─── DATA SHOWN ───

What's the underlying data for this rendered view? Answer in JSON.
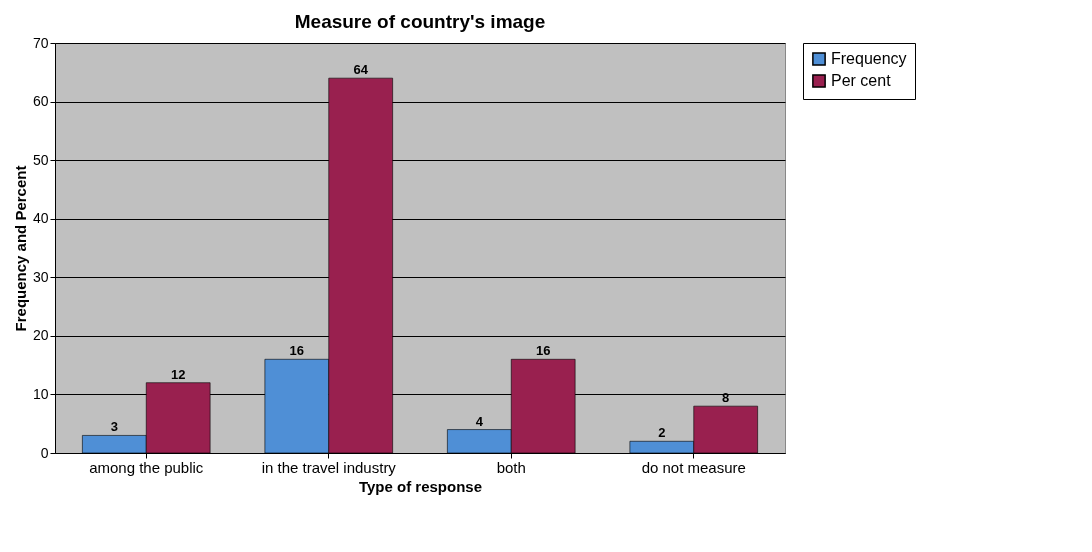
{
  "chart_data": {
    "type": "bar",
    "title": "Measure of country's image",
    "xlabel": "Type of response",
    "ylabel": "Frequency and Percent",
    "categories": [
      "among the public",
      "in the travel industry",
      "both",
      "do not measure"
    ],
    "series": [
      {
        "name": "Frequency",
        "color": "#4f8fd6",
        "values": [
          3,
          16,
          4,
          2
        ]
      },
      {
        "name": "Per cent",
        "color": "#99204f",
        "values": [
          12,
          64,
          16,
          8
        ]
      }
    ],
    "ylim": [
      0,
      70
    ],
    "yticks": [
      0,
      10,
      20,
      30,
      40,
      50,
      60,
      70
    ],
    "grid": "y",
    "legend": "right",
    "data_labels": true
  }
}
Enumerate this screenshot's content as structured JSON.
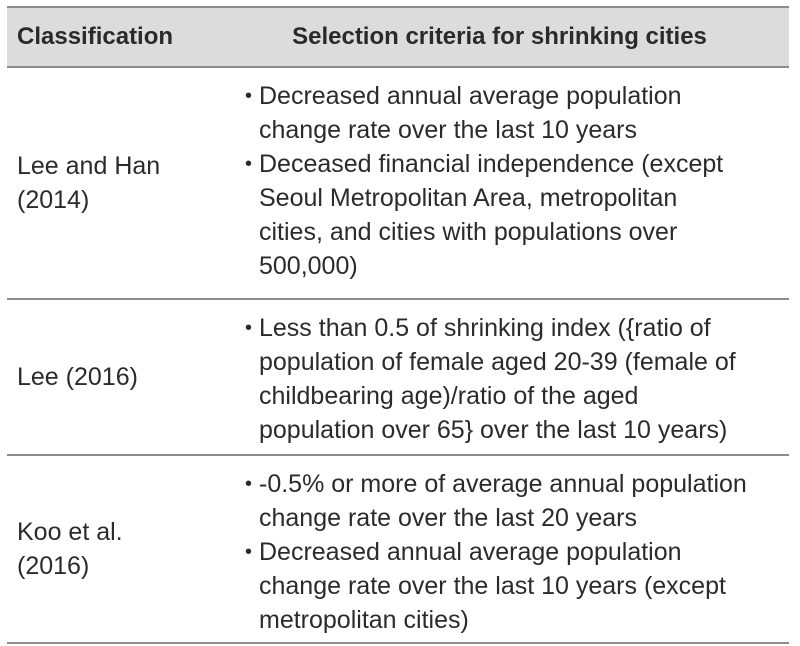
{
  "table": {
    "headers": {
      "classification": "Classification",
      "criteria": "Selection criteria for shrinking cities"
    },
    "rows": [
      {
        "classification": "Lee and Han\n(2014)",
        "criteria": [
          "Decreased annual average population\nchange rate over the last 10 years",
          "Deceased financial independence (except\nSeoul Metropolitan Area, metropolitan\ncities, and cities with populations over\n500,000)"
        ]
      },
      {
        "classification": "Lee (2016)",
        "criteria": [
          "Less than 0.5 of shrinking index ({ratio of\npopulation of female aged 20-39 (female of\nchildbearing age)/ratio of the aged\npopulation over 65} over the last 10 years)"
        ]
      },
      {
        "classification": "Koo et al.\n(2016)",
        "criteria": [
          "-0.5% or more of average annual population\nchange rate over the last 20 years",
          "Decreased annual average population\nchange rate over the last 10 years (except\nmetropolitan cities)"
        ]
      }
    ],
    "bullet_symbol": "•"
  }
}
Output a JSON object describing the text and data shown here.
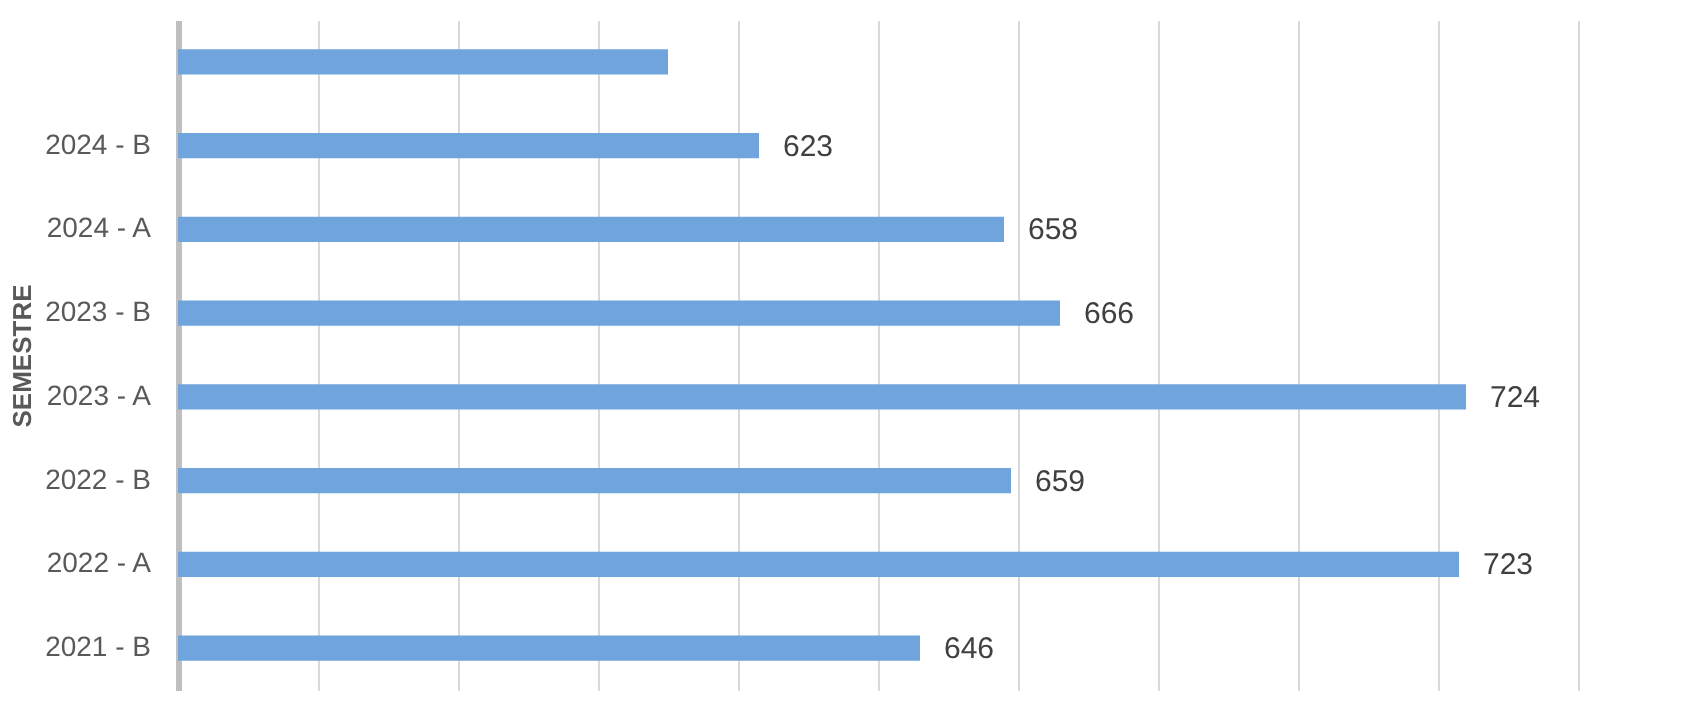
{
  "chart_data": {
    "type": "bar",
    "orientation": "horizontal",
    "ylabel": "SEMESTRE",
    "categories": [
      null,
      "2024 - B",
      "2024 - A",
      "2023 - B",
      "2023 - A",
      "2022 - B",
      "2022 - A",
      "2021 - B"
    ],
    "values": [
      610,
      623,
      658,
      666,
      724,
      659,
      723,
      646
    ],
    "value_labels": [
      null,
      "623",
      "658",
      "666",
      "724",
      "659",
      "723",
      "646"
    ],
    "color": "#6fa5dc",
    "xlim": [
      540,
      740
    ],
    "xticks": [
      {
        "value": 540,
        "label": null
      },
      {
        "value": 560,
        "label": null
      },
      {
        "value": 580,
        "label": null
      },
      {
        "value": 600,
        "label": null
      },
      {
        "value": 620,
        "label": null
      },
      {
        "value": 640,
        "label": null
      },
      {
        "value": 660,
        "label": null
      },
      {
        "value": 680,
        "label": null
      },
      {
        "value": 700,
        "label": null
      },
      {
        "value": 720,
        "label": null
      },
      {
        "value": 740,
        "label": null
      }
    ],
    "grid": "x",
    "tick_labels": "y"
  }
}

───

GOAL: Every line of text is to be repeated exactly; pictures are left out.

TASK RESULT:
What's the underlying data for this rendered view? Answer in JSON.
{
  "chart_data": {
    "type": "bar",
    "title": "Measure of country's image",
    "xlabel": "Type of response",
    "ylabel": "Frequency and Percent",
    "categories": [
      "among the public",
      "in the travel industry",
      "both",
      "do not measure"
    ],
    "series": [
      {
        "name": "Frequency",
        "color": "#4f8fd6",
        "values": [
          3,
          16,
          4,
          2
        ]
      },
      {
        "name": "Per cent",
        "color": "#99204f",
        "values": [
          12,
          64,
          16,
          8
        ]
      }
    ],
    "ylim": [
      0,
      70
    ],
    "yticks": [
      0,
      10,
      20,
      30,
      40,
      50,
      60,
      70
    ],
    "grid": "y",
    "legend": "right",
    "data_labels": true
  }
}
Enumerate this screenshot's content as structured JSON.
{
  "table": {
    "headers": {
      "classification": "Classification",
      "criteria": "Selection criteria for shrinking cities"
    },
    "rows": [
      {
        "classification": "Lee and Han\n(2014)",
        "criteria": [
          "Decreased annual average population\nchange rate over the last 10 years",
          "Deceased financial independence (except\nSeoul Metropolitan Area, metropolitan\ncities, and cities with populations over\n500,000)"
        ]
      },
      {
        "classification": "Lee (2016)",
        "criteria": [
          "Less than 0.5 of shrinking index ({ratio of\npopulation of female aged 20-39 (female of\nchildbearing age)/ratio of the aged\npopulation over 65} over the last 10 years)"
        ]
      },
      {
        "classification": "Koo et al.\n(2016)",
        "criteria": [
          "-0.5% or more of average annual population\nchange rate over the last 20 years",
          "Decreased annual average population\nchange rate over the last 10 years (except\nmetropolitan cities)"
        ]
      }
    ],
    "bullet_symbol": "•"
  }
}
Output a JSON object describing the text and data shown here.
{
  "chart_data": {
    "type": "bar",
    "orientation": "horizontal",
    "ylabel": "SEMESTRE",
    "categories": [
      null,
      "2024 - B",
      "2024 - A",
      "2023 - B",
      "2023 - A",
      "2022 - B",
      "2022 - A",
      "2021 - B"
    ],
    "values": [
      610,
      623,
      658,
      666,
      724,
      659,
      723,
      646
    ],
    "value_labels": [
      null,
      "623",
      "658",
      "666",
      "724",
      "659",
      "723",
      "646"
    ],
    "color": "#6fa5dc",
    "xlim": [
      540,
      740
    ],
    "xticks": [
      {
        "value": 540,
        "label": null
      },
      {
        "value": 560,
        "label": null
      },
      {
        "value": 580,
        "label": null
      },
      {
        "value": 600,
        "label": null
      },
      {
        "value": 620,
        "label": null
      },
      {
        "value": 640,
        "label": null
      },
      {
        "value": 660,
        "label": null
      },
      {
        "value": 680,
        "label": null
      },
      {
        "value": 700,
        "label": null
      },
      {
        "value": 720,
        "label": null
      },
      {
        "value": 740,
        "label": null
      }
    ],
    "grid": "x",
    "tick_labels": "y"
  }
}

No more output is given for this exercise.